## Exercise
In the records that follow, show each line where the word "microns" is present.

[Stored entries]
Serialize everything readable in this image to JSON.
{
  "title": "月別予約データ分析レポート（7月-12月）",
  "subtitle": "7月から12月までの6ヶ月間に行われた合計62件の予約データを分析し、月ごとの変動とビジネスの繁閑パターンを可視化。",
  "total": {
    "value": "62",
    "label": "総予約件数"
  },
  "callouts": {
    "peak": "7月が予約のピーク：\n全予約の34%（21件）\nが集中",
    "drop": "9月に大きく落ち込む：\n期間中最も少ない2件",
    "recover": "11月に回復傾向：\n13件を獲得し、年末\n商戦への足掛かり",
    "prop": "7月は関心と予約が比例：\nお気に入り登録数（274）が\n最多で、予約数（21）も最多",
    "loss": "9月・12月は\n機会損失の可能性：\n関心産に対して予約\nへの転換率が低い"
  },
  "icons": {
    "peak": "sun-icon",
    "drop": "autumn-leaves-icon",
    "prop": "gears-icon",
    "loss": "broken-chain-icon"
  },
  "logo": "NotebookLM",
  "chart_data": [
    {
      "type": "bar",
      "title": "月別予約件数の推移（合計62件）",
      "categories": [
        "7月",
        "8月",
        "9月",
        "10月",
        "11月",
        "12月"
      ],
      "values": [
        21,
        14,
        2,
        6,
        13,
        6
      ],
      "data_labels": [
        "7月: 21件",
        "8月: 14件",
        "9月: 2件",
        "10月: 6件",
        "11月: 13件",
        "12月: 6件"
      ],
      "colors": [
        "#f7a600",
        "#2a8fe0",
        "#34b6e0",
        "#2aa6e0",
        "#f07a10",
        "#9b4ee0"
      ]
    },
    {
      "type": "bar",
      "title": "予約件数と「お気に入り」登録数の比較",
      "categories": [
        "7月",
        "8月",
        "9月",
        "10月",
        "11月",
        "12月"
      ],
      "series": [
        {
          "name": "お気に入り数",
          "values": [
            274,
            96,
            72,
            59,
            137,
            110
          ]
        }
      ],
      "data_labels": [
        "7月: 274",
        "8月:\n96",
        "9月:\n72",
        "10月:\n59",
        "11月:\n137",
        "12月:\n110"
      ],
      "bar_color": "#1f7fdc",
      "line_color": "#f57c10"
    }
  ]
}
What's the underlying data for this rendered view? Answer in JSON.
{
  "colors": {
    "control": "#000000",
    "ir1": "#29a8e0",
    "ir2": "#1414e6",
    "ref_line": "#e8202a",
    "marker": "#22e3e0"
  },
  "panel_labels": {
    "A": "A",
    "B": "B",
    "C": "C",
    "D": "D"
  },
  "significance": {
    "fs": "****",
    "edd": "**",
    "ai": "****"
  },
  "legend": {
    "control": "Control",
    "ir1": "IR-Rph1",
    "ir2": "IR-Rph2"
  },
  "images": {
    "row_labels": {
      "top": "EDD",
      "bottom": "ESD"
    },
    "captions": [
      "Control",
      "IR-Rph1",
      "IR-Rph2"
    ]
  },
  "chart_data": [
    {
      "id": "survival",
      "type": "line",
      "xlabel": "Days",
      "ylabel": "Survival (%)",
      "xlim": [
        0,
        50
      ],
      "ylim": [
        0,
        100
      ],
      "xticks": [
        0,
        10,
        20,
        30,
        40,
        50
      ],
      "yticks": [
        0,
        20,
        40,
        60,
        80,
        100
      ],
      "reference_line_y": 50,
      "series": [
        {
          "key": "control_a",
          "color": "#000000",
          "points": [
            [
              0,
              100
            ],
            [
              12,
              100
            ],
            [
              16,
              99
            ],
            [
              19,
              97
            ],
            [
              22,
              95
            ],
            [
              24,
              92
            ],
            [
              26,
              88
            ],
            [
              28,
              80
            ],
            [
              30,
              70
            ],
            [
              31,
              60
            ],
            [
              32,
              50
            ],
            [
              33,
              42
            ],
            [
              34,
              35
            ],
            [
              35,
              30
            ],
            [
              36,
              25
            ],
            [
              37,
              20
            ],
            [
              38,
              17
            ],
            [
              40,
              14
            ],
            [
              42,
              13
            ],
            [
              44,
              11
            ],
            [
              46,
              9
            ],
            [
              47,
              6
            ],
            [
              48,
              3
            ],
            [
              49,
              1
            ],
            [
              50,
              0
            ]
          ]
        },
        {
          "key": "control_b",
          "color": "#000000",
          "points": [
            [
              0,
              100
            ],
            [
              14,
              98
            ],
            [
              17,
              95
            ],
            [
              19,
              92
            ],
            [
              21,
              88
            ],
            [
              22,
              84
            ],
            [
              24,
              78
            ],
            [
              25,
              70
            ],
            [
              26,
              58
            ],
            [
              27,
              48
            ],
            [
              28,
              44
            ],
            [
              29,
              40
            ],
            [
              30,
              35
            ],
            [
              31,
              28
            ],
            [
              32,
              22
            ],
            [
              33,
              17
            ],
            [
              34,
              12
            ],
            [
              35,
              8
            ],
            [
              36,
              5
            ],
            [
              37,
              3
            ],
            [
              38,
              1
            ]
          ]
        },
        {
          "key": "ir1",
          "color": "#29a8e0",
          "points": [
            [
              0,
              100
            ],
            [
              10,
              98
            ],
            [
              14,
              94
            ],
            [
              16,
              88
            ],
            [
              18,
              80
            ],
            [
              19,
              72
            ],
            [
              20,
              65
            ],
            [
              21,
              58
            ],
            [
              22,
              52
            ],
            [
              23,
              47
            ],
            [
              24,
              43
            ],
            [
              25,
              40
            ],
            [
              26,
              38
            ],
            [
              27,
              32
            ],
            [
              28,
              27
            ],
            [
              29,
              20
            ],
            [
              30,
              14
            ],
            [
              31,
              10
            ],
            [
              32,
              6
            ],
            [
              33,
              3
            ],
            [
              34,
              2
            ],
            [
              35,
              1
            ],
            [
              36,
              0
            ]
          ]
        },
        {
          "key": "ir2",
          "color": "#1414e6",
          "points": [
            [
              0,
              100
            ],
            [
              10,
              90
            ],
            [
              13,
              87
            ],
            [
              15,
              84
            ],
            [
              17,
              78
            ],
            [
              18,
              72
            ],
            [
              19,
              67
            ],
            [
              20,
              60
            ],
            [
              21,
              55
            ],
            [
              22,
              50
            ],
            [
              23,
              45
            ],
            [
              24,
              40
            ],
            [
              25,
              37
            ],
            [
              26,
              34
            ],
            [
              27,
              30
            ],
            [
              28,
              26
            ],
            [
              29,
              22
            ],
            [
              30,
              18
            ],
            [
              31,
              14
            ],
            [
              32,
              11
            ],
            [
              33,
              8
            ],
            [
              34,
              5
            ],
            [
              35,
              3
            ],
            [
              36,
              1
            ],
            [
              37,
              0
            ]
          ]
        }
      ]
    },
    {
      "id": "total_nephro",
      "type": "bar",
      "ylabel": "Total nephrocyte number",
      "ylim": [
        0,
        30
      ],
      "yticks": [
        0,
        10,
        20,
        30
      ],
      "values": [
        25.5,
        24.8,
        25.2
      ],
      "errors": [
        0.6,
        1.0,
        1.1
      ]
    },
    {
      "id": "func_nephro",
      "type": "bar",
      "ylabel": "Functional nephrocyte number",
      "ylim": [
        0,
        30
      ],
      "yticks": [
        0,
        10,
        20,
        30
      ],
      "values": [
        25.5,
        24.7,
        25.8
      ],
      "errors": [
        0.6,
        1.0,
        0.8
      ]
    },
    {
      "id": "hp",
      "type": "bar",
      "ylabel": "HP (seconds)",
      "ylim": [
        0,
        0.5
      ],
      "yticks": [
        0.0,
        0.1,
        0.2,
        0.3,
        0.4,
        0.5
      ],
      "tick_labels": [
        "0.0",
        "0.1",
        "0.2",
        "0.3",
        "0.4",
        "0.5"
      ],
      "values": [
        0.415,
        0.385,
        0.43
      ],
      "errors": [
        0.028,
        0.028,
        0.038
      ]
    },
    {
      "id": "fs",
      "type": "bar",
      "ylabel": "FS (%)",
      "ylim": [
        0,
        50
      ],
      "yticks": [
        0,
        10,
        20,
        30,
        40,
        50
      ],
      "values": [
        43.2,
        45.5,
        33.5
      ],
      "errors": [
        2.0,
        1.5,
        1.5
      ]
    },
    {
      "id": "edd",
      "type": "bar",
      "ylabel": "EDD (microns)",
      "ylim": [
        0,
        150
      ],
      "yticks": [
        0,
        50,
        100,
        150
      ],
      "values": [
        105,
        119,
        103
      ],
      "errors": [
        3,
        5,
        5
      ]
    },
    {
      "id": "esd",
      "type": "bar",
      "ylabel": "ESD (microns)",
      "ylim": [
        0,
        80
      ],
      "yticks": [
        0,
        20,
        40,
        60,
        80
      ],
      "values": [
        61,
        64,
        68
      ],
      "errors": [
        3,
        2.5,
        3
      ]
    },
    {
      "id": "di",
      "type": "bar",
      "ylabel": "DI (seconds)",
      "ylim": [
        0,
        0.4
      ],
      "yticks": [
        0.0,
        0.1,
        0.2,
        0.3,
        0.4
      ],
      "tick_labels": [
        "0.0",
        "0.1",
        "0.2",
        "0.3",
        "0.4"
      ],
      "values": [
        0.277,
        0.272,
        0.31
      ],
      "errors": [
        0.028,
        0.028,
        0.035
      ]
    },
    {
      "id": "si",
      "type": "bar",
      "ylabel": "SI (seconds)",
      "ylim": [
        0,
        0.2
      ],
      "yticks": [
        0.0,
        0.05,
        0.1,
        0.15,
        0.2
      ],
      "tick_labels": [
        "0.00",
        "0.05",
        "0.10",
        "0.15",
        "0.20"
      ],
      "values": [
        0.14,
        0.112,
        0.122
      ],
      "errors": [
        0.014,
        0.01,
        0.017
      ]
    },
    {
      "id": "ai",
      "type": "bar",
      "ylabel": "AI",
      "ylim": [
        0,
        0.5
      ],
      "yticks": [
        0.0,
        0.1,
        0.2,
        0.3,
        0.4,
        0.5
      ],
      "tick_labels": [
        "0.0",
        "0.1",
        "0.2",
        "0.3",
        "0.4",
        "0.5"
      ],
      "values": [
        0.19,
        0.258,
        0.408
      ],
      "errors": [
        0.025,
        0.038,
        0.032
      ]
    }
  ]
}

## Problem solution
      "ylabel": "EDD (microns)",
      "ylabel": "ESD (microns)",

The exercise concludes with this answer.